Short task
Gather every line below where "JSON" appears.
▼
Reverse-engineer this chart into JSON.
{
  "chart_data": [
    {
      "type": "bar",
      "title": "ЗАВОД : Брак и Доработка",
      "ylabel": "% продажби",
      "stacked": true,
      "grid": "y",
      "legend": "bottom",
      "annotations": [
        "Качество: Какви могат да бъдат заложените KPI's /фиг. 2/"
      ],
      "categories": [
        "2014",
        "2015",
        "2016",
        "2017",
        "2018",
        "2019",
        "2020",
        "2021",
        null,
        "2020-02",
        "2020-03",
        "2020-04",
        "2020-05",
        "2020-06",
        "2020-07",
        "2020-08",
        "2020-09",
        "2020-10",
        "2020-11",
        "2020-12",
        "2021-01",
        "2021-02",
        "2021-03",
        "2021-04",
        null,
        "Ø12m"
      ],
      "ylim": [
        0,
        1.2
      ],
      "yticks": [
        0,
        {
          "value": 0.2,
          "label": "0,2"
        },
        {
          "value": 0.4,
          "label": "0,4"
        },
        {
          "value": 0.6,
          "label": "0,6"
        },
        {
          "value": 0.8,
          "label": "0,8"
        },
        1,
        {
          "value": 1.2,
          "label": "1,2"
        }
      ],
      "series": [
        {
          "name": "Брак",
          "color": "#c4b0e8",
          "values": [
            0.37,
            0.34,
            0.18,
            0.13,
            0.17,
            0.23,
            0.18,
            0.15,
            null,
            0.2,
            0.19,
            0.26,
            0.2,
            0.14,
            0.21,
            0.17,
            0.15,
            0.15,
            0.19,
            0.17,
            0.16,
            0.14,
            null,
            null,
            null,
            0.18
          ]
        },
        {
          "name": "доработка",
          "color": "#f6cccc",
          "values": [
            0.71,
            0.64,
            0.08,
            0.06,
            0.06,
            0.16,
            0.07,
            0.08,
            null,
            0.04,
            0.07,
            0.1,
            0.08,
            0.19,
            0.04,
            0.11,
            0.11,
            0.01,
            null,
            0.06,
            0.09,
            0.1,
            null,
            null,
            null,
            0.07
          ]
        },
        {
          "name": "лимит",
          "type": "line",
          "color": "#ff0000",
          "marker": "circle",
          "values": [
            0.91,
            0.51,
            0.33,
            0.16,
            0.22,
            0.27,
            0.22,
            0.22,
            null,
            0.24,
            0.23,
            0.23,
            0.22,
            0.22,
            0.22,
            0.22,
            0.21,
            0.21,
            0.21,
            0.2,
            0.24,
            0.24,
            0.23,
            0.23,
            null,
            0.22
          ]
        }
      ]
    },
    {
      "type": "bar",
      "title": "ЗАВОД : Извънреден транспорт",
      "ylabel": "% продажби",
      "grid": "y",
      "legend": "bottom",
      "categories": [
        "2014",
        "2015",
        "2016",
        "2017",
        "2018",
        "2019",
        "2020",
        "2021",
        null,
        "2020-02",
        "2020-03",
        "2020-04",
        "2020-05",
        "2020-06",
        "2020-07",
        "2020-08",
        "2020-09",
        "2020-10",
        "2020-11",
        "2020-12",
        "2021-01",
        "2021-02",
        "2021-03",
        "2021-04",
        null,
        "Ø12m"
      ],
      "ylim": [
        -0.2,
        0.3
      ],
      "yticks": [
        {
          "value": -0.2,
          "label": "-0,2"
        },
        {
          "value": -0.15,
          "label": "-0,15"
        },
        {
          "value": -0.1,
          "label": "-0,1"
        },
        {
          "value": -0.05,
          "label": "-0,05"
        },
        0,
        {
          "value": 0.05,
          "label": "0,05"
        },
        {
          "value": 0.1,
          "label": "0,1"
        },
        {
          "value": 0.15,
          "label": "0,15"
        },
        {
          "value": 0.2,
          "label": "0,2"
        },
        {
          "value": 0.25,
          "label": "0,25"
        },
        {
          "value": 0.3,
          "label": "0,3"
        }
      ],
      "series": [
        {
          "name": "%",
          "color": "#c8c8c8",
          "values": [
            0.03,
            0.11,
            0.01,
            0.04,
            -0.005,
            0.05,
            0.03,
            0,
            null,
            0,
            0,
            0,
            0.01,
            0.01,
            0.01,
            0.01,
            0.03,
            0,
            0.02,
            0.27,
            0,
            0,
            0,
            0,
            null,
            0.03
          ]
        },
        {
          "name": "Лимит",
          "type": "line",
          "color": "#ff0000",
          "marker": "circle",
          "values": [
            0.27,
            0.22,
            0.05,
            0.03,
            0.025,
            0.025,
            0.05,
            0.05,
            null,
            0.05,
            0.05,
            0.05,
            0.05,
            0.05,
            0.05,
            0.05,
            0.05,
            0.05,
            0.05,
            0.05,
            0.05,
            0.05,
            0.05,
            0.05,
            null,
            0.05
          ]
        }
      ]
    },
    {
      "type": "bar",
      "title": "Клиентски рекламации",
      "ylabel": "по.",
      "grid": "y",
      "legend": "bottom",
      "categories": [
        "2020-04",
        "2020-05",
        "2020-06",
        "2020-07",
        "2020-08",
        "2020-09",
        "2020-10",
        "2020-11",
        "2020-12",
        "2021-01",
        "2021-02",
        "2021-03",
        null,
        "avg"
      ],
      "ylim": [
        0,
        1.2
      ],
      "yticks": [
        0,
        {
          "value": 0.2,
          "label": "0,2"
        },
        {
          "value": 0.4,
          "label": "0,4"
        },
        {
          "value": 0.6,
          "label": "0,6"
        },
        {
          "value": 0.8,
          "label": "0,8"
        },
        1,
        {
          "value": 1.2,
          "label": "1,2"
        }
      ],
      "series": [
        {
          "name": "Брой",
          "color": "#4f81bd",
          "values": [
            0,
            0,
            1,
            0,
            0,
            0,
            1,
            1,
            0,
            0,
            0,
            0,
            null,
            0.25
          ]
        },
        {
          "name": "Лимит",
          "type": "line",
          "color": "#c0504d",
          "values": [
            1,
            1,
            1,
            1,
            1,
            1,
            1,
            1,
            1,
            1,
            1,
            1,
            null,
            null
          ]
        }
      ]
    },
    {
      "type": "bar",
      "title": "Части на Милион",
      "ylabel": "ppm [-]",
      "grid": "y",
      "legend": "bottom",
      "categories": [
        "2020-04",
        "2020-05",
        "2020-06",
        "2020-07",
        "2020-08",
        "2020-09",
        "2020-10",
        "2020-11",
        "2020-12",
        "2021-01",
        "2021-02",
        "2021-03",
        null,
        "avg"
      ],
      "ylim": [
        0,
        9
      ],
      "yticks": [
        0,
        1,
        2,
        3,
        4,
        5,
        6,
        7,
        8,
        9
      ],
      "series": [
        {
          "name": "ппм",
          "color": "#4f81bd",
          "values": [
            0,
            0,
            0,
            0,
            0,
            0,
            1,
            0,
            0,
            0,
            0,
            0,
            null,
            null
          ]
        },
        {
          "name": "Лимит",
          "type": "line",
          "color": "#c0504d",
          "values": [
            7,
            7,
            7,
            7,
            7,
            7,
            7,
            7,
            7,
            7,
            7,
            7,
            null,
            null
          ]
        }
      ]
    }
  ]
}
▲
▼
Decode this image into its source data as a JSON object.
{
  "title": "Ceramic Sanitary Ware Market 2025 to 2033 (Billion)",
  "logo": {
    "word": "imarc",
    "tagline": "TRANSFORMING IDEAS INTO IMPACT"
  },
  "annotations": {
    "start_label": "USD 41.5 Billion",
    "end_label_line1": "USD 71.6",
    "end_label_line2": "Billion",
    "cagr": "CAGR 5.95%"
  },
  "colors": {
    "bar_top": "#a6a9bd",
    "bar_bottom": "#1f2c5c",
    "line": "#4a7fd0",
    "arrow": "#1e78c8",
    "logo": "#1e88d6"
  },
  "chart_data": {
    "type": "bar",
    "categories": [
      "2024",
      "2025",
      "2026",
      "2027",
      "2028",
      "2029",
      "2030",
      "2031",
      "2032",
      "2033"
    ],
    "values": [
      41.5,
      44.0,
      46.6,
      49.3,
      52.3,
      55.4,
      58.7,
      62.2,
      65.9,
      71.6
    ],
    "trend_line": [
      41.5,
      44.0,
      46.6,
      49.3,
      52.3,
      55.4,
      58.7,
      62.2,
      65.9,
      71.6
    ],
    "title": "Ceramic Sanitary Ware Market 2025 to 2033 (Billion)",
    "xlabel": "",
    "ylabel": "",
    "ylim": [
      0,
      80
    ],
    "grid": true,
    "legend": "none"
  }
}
▲
The completed task
Reverse-engineer this chart into JSON.
Decode this image into its source data as a JSON object.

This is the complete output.